Every line from the one that holds "Enumerate this screenshot's" through the final line should be returned exactly. Omit the pictures.
────────
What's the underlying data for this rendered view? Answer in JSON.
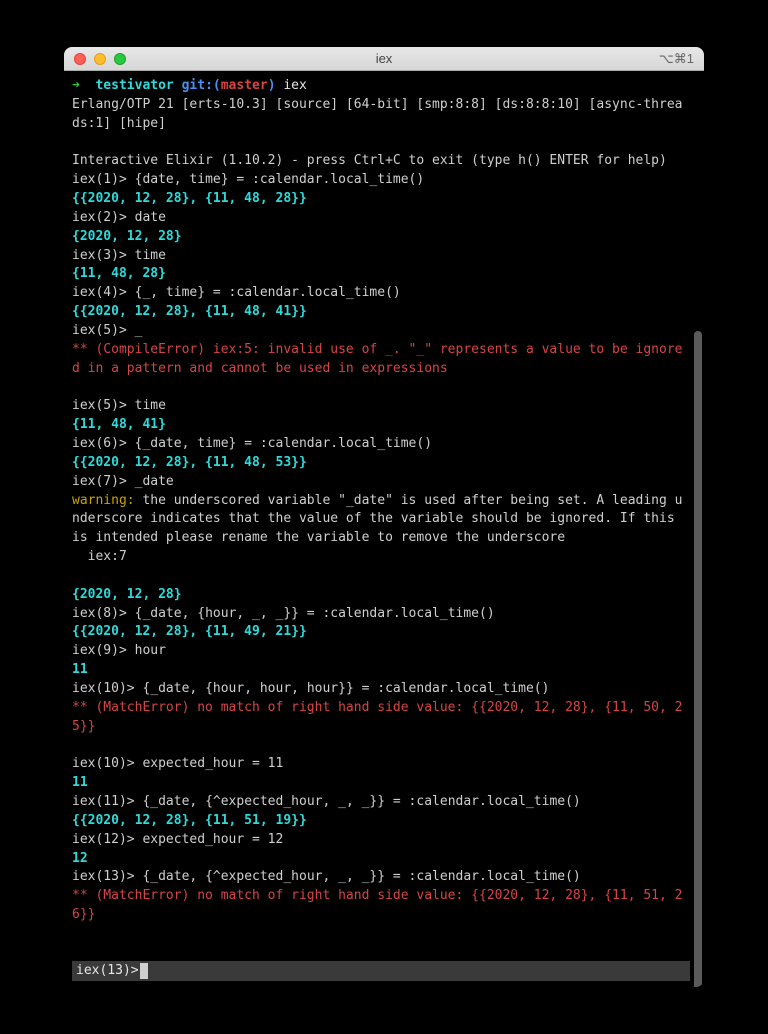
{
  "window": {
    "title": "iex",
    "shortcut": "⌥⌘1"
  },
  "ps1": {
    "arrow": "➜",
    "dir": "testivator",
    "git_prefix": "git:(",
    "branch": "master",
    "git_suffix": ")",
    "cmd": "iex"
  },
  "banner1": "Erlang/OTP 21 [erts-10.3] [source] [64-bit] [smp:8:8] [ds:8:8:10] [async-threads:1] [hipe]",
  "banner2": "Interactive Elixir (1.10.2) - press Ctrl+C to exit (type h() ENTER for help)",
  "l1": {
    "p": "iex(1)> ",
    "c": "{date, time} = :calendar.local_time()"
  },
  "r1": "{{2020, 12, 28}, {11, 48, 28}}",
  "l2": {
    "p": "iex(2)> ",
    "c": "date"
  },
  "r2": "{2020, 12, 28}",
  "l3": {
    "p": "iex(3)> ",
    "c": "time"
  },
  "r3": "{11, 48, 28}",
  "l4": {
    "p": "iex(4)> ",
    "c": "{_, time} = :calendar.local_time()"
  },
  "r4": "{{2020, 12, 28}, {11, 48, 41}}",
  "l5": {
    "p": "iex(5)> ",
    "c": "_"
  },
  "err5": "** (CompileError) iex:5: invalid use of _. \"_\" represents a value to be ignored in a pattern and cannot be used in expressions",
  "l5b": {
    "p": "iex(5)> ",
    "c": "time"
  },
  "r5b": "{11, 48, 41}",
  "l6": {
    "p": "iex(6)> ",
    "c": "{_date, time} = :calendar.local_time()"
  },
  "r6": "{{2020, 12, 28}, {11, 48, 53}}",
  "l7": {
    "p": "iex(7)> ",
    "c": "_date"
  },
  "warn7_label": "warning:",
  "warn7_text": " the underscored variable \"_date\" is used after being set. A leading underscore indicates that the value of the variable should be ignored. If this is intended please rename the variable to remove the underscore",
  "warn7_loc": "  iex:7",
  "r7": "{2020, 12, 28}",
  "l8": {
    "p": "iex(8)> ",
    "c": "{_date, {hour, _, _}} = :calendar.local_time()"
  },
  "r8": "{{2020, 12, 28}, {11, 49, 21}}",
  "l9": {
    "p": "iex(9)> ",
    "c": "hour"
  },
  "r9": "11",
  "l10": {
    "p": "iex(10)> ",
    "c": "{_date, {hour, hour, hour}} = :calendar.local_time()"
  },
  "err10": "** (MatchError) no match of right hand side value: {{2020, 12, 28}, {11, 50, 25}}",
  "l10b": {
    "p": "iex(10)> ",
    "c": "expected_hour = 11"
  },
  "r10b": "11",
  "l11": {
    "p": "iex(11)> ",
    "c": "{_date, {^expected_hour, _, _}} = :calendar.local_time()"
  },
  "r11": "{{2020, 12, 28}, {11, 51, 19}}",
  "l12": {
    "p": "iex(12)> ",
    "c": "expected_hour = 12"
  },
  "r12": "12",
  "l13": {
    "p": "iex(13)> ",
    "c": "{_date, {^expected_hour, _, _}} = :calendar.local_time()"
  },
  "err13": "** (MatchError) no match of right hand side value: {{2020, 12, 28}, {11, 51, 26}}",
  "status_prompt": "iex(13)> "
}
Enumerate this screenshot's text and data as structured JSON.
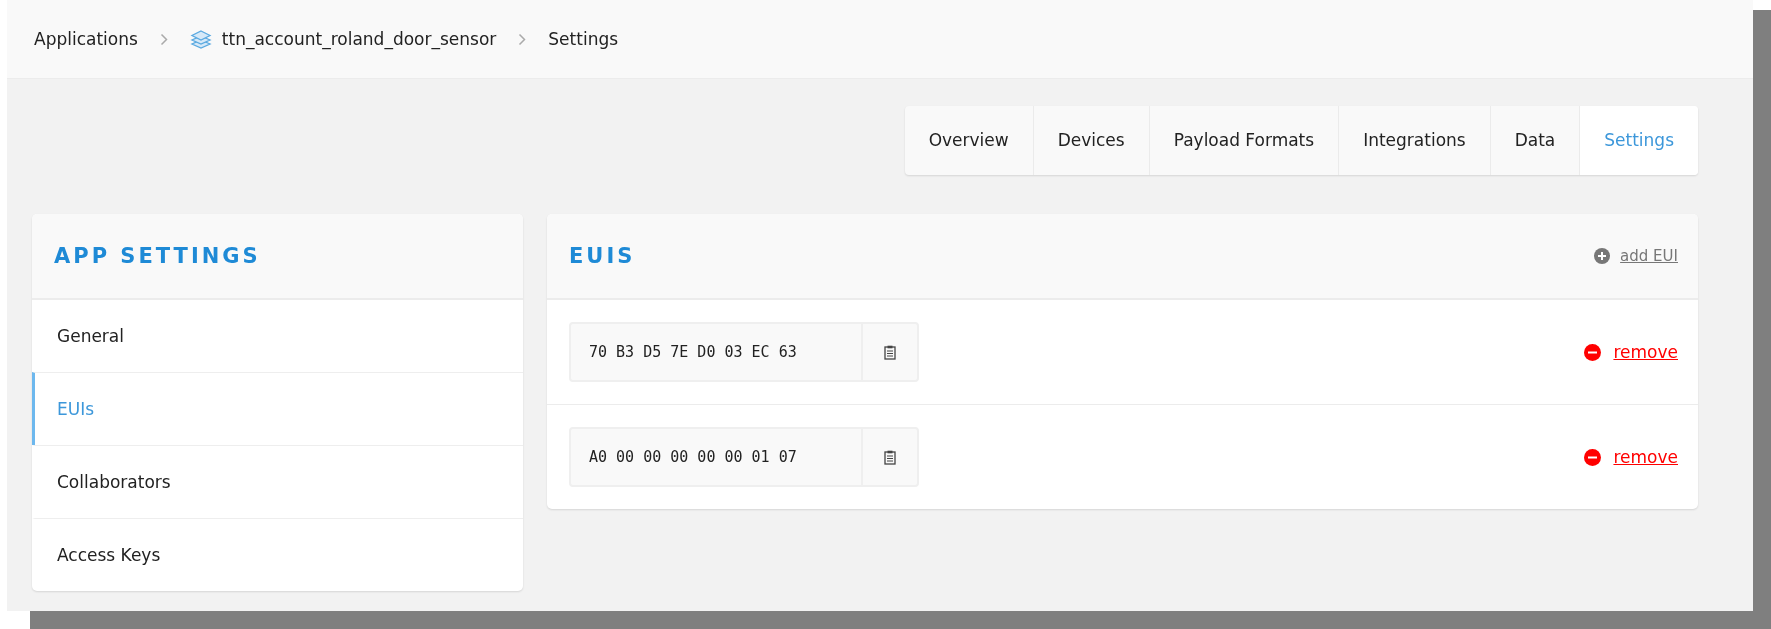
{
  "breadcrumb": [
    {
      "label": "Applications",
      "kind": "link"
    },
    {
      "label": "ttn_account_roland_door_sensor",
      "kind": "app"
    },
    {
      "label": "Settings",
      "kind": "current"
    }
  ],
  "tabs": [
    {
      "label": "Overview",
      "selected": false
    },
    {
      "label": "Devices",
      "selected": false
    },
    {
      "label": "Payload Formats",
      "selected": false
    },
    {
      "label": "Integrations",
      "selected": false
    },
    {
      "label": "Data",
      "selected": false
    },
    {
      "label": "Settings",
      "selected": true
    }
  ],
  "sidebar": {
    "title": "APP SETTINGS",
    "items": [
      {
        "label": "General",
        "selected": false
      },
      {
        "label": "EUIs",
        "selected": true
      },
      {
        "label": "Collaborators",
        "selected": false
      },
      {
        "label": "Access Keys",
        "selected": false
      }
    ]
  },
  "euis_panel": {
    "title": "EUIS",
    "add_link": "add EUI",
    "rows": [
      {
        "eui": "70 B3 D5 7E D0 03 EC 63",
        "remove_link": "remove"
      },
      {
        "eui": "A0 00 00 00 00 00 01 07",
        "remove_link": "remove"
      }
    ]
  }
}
────────
→ **Correct answer**
Enumerate this screenshot's text and data as structured JSON.
{
  "breadcrumb": [
    {
      "label": "Applications",
      "kind": "link"
    },
    {
      "label": "ttn_account_roland_door_sensor",
      "kind": "app"
    },
    {
      "label": "Settings",
      "kind": "current"
    }
  ],
  "tabs": [
    {
      "label": "Overview",
      "selected": false
    },
    {
      "label": "Devices",
      "selected": false
    },
    {
      "label": "Payload Formats",
      "selected": false
    },
    {
      "label": "Integrations",
      "selected": false
    },
    {
      "label": "Data",
      "selected": false
    },
    {
      "label": "Settings",
      "selected": true
    }
  ],
  "sidebar": {
    "title": "APP SETTINGS",
    "items": [
      {
        "label": "General",
        "selected": false
      },
      {
        "label": "EUIs",
        "selected": true
      },
      {
        "label": "Collaborators",
        "selected": false
      },
      {
        "label": "Access Keys",
        "selected": false
      }
    ]
  },
  "euis_panel": {
    "title": "EUIS",
    "add_link": "add EUI",
    "rows": [
      {
        "eui": "70 B3 D5 7E D0 03 EC 63",
        "remove_link": "remove"
      },
      {
        "eui": "A0 00 00 00 00 00 01 07",
        "remove_link": "remove"
      }
    ]
  }
}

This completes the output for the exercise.